-- TO BE DONE --
Keep only the lines of the data below that contain "screenshot", and copy them.

-- DATASET EXTRACT --
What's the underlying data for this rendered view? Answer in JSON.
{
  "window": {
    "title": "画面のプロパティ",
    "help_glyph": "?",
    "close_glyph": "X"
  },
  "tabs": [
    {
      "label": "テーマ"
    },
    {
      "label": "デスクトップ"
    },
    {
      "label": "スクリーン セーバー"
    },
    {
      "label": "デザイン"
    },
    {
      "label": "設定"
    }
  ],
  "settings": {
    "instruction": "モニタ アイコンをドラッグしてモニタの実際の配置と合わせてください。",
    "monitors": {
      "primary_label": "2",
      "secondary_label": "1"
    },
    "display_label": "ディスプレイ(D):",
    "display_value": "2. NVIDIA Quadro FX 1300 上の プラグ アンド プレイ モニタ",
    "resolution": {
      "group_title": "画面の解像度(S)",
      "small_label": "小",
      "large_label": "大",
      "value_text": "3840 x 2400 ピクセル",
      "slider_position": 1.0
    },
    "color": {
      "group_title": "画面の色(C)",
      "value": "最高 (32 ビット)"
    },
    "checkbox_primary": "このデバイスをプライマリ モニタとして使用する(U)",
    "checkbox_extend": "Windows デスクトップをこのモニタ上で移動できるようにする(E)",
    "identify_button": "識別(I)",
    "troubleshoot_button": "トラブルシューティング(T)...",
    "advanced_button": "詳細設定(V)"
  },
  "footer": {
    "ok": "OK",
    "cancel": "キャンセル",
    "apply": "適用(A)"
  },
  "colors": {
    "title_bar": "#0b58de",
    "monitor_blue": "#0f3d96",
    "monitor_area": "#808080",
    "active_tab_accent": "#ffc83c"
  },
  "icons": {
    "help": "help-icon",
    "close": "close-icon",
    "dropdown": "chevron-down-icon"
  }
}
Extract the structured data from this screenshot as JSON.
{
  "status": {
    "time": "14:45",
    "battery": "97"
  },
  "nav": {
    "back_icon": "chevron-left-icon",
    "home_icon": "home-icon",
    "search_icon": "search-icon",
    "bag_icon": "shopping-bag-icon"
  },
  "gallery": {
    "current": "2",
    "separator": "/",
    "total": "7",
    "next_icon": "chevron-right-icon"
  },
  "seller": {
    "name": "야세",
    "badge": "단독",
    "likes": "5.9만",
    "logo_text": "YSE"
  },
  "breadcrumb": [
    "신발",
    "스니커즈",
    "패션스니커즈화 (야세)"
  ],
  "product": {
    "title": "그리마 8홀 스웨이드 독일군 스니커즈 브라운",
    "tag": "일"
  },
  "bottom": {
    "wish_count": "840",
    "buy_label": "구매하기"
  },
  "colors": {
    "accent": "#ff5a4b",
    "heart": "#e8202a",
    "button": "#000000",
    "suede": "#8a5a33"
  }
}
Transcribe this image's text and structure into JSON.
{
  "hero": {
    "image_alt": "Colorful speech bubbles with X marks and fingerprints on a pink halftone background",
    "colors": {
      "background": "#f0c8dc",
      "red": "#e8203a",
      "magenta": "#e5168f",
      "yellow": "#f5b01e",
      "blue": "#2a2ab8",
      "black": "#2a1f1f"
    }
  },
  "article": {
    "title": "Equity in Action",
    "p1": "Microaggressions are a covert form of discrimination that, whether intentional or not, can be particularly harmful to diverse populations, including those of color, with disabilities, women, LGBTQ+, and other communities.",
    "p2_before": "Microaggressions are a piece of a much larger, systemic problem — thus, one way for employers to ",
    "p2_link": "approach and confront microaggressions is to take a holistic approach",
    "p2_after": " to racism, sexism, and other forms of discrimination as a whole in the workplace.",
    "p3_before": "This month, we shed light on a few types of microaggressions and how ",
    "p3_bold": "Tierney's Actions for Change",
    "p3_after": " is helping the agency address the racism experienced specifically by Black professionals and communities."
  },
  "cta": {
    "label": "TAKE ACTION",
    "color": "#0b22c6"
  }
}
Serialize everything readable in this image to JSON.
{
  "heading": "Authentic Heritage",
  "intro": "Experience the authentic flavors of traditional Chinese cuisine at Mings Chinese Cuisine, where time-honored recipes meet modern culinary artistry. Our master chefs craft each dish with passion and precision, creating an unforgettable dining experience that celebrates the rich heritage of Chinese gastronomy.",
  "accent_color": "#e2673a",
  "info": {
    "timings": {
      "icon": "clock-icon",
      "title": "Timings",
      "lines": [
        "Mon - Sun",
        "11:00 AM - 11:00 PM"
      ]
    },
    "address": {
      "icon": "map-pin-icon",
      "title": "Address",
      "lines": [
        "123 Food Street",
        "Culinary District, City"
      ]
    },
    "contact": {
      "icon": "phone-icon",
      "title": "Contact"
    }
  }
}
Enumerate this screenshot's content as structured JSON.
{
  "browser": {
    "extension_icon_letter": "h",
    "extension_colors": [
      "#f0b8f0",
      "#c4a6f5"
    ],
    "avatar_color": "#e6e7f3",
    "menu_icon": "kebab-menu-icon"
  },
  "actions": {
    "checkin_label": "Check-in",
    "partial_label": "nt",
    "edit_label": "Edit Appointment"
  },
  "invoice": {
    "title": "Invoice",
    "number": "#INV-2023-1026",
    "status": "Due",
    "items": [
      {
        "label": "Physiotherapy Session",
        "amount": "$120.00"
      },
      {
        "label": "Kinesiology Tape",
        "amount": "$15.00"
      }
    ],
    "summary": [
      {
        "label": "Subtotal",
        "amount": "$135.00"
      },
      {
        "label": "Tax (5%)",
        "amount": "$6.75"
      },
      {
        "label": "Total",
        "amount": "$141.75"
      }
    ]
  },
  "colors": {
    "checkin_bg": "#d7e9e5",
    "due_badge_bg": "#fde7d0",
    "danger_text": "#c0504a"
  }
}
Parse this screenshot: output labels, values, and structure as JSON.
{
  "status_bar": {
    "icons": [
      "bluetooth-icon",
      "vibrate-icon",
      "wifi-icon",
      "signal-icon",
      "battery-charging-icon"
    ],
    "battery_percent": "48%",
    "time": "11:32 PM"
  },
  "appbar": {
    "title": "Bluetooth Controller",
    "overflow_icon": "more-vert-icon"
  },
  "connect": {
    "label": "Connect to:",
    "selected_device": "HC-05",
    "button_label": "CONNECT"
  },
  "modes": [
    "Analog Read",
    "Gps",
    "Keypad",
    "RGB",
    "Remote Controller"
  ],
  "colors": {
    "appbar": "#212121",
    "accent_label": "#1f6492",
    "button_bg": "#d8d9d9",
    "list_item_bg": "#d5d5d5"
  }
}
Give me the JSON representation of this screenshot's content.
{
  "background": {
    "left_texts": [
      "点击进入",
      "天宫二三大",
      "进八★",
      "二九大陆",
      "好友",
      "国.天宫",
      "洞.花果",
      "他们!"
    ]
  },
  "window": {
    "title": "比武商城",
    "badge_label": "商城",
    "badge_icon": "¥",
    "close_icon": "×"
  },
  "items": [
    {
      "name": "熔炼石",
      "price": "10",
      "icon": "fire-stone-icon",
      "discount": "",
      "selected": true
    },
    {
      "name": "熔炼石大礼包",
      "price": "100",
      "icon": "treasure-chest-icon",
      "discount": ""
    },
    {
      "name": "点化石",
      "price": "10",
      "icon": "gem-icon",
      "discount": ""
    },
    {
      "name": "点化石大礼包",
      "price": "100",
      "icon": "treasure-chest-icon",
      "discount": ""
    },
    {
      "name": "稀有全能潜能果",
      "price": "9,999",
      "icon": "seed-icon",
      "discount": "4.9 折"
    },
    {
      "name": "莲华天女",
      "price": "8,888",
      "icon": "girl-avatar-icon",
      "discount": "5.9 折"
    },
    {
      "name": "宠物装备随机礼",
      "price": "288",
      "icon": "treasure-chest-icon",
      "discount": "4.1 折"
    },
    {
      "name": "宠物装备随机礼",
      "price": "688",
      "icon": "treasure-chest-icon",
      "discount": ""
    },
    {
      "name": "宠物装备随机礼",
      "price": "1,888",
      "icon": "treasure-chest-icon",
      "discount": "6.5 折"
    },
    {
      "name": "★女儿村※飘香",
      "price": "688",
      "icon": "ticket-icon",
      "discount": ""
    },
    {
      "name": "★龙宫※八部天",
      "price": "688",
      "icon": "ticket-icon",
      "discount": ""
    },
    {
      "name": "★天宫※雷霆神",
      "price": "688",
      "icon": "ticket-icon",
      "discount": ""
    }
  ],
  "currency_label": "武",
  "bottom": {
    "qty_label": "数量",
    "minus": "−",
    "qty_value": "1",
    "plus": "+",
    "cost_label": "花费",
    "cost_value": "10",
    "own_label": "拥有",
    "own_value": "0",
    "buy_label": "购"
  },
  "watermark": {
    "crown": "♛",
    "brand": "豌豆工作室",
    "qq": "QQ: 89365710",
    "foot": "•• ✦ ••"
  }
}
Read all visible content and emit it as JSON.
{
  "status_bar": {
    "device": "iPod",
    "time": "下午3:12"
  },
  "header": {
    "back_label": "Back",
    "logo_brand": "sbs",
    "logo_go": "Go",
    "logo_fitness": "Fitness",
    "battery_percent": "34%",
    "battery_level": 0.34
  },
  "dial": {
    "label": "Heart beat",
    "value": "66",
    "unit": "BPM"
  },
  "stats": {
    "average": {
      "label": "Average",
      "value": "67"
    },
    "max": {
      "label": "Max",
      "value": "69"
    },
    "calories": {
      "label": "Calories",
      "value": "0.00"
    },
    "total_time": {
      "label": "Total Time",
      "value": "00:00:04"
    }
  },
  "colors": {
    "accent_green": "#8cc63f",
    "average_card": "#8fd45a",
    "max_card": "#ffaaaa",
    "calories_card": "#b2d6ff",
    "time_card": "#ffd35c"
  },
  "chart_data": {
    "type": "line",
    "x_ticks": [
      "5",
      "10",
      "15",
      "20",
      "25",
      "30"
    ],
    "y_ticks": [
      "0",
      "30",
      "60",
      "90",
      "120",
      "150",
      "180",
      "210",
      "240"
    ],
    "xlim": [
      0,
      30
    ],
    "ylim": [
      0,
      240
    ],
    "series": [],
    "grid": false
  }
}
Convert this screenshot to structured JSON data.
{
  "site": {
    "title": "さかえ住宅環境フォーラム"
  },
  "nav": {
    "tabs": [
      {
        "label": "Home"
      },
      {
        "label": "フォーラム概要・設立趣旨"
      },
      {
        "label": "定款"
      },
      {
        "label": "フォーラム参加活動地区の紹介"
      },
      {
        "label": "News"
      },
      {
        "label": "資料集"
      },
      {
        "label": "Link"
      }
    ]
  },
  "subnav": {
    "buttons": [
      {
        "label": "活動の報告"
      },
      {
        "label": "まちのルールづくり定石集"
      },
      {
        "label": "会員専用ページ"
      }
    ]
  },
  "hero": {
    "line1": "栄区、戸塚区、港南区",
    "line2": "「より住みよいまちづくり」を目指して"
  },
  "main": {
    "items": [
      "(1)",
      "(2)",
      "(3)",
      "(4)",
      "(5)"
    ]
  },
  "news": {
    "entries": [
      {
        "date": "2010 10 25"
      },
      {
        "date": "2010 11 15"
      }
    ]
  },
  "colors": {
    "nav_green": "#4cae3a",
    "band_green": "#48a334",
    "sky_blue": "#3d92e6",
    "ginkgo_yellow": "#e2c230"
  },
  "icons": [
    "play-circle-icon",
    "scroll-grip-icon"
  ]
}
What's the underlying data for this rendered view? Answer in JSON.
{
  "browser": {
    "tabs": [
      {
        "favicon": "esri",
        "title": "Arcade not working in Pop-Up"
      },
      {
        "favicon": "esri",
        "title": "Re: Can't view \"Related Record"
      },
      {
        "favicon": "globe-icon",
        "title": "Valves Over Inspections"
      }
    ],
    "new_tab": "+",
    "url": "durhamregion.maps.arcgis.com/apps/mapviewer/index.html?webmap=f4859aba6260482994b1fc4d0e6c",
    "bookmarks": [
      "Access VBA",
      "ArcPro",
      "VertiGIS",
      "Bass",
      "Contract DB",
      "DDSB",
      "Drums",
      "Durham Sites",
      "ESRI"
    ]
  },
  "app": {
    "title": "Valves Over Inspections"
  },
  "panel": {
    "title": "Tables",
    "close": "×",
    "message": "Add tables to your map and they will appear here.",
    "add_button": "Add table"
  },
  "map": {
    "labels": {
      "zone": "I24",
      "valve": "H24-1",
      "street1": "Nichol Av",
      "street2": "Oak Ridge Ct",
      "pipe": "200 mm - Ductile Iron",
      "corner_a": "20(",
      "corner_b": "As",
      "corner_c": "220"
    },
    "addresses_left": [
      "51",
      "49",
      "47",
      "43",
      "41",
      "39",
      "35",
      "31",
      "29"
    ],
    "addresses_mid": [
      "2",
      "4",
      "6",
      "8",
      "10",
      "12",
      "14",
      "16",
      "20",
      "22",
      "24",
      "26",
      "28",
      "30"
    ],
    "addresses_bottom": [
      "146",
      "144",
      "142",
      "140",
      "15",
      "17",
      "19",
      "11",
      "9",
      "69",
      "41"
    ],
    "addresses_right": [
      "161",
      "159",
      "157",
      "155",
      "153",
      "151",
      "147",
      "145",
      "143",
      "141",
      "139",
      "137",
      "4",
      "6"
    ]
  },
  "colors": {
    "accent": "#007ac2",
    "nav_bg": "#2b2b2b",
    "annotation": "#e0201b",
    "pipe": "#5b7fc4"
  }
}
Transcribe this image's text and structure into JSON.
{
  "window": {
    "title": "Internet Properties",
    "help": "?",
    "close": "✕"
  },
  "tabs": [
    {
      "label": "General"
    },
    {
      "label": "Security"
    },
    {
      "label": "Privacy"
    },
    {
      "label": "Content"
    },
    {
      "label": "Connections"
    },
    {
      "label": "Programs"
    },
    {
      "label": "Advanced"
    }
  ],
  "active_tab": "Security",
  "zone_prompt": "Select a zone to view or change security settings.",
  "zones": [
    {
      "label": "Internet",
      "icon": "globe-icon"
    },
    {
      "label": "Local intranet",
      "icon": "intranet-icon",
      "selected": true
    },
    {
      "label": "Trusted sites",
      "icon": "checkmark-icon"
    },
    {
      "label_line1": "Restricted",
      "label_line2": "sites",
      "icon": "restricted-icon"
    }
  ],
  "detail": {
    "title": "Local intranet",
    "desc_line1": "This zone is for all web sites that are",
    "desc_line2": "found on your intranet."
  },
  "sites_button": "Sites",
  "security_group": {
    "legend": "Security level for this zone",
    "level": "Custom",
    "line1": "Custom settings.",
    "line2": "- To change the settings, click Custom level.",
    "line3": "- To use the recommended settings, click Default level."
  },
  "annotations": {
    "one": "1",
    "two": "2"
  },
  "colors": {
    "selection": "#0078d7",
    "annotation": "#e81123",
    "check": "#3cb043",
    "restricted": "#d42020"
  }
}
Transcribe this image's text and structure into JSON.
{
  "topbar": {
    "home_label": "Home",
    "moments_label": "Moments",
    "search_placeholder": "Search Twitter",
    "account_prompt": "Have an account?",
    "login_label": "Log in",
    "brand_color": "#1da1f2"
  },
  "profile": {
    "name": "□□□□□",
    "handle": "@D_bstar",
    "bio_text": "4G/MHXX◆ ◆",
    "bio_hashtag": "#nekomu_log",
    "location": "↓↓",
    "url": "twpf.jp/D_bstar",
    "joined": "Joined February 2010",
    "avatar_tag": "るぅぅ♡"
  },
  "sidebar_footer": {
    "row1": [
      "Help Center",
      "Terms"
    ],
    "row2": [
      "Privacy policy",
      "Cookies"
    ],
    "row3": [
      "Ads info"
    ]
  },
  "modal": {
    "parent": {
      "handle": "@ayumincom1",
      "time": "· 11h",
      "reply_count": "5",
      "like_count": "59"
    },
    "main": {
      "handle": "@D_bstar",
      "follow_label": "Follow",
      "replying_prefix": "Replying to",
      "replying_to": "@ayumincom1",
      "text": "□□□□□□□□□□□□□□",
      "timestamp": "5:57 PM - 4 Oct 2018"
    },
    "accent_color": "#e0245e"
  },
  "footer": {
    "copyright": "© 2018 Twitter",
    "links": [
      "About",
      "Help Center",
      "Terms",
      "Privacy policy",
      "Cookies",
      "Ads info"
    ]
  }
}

-- TASK RESULT --
Extract the structured data from this screenshot as JSON.
Enumerate this screenshot's content as structured JSON.
Parse this screenshot: output labels, values, and structure as JSON.
Give me the JSON representation of this screenshot's content.
Convert this screenshot to structured JSON data.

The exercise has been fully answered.